## Given problem
Write the data out again, character for character, with no images.

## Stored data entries
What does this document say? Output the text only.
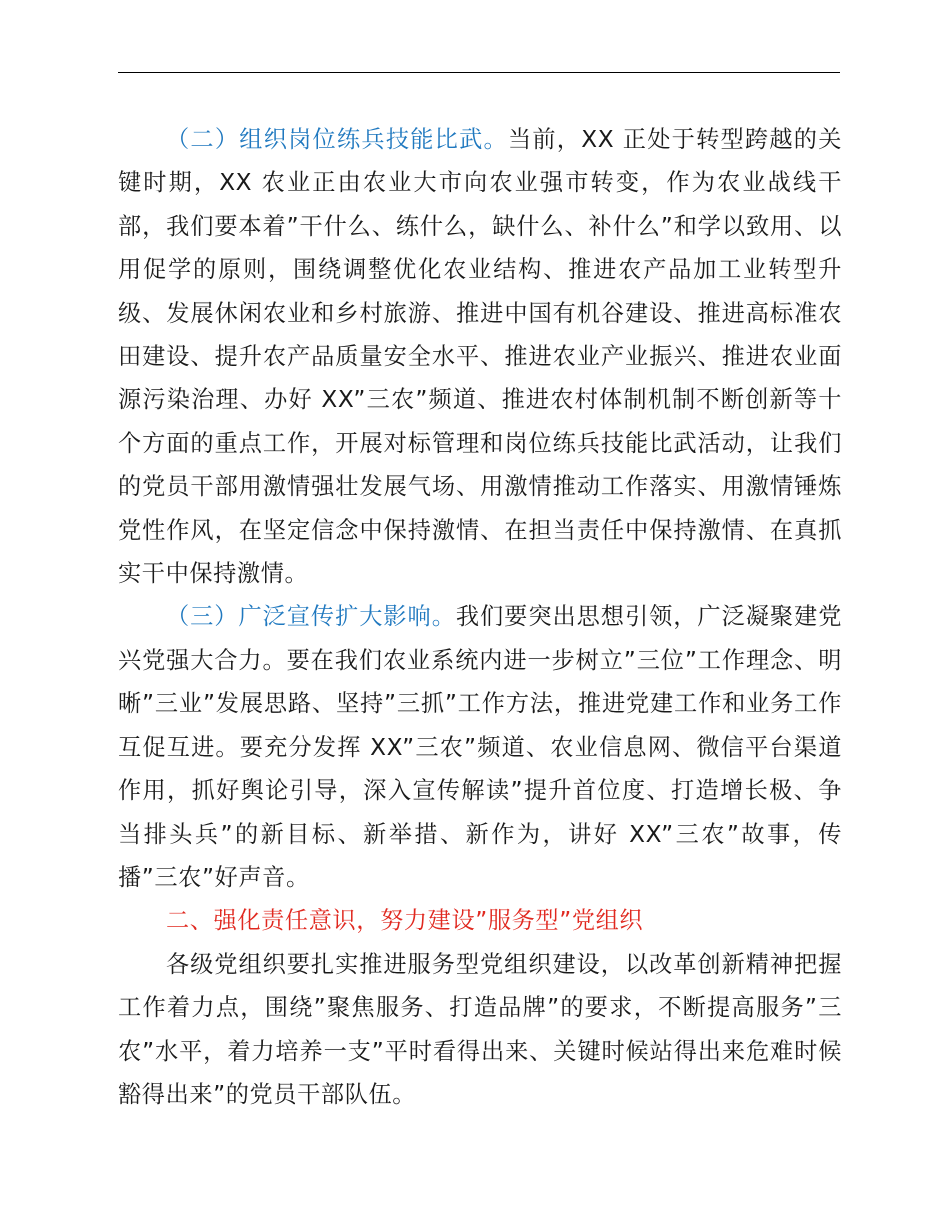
（二）组织岗位练兵技能比武。当前，XX 正处于转型跨越的关键时期，XX 农业正由农业大市向农业强市转变，作为农业战线干部，我们要本着”干什么、练什么，缺什么、补什么”和学以致用、以用促学的原则，围绕调整优化农业结构、推进农产品加工业转型升级、发展休闲农业和乡村旅游、推进中国有机谷建设、推进高标准农田建设、提升农产品质量安全水平、推进农业产业振兴、推进农业面源污染治理、办好 XX”三农”频道、推进农村体制机制不断创新等十个方面的重点工作，开展对标管理和岗位练兵技能比武活动，让我们的党员干部用激情强壮发展气场、用激情推动工作落实、用激情锤炼党性作风，在坚定信念中保持激情、在担当责任中保持激情、在真抓实干中保持激情。

（三）广泛宣传扩大影响。我们要突出思想引领，广泛凝聚建党兴党强大合力。要在我们农业系统内进一步树立”三位”工作理念、明晰”三业”发展思路、坚持”三抓”工作方法，推进党建工作和业务工作互促互进。要充分发挥 XX”三农”频道、农业信息网、微信平台渠道作用，抓好舆论引导，深入宣传解读”提升首位度、打造增长极、争当排头兵”的新目标、新举措、新作为，讲好 XX”三农”故事，传播”三农”好声音。

二、强化责任意识，努力建设”服务型”党组织

各级党组织要扎实推进服务型党组织建设，以改革创新精神把握工作着力点，围绕”聚焦服务、打造品牌”的要求，不断提高服务”三农”水平，着力培养一支”平时看得出来、关键时候站得出来危难时候豁得出来”的党员干部队伍。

## Complete answer
What does this document say? Output the text only.
（二）组织岗位练兵技能比武。当前，XX 正处于转型跨越的关键时期，XX 农业正由农业大市向农业强市转变，作为农业战线干部，我们要本着”干什么、练什么，缺什么、补什么”和学以致用、以用促学的原则，围绕调整优化农业结构、推进农产品加工业转型升级、发展休闲农业和乡村旅游、推进中国有机谷建设、推进高标准农田建设、提升农产品质量安全水平、推进农业产业振兴、推进农业面源污染治理、办好 XX”三农”频道、推进农村体制机制不断创新等十个方面的重点工作，开展对标管理和岗位练兵技能比武活动，让我们的党员干部用激情强壮发展气场、用激情推动工作落实、用激情锤炼党性作风，在坚定信念中保持激情、在担当责任中保持激情、在真抓实干中保持激情。

（三）广泛宣传扩大影响。我们要突出思想引领，广泛凝聚建党兴党强大合力。要在我们农业系统内进一步树立”三位”工作理念、明晰”三业”发展思路、坚持”三抓”工作方法，推进党建工作和业务工作互促互进。要充分发挥 XX”三农”频道、农业信息网、微信平台渠道作用，抓好舆论引导，深入宣传解读”提升首位度、打造增长极、争当排头兵”的新目标、新举措、新作为，讲好 XX”三农”故事，传播”三农”好声音。

二、强化责任意识，努力建设”服务型”党组织

各级党组织要扎实推进服务型党组织建设，以改革创新精神把握工作着力点，围绕”聚焦服务、打造品牌”的要求，不断提高服务”三农”水平，着力培养一支”平时看得出来、关键时候站得出来危难时候豁得出来”的党员干部队伍。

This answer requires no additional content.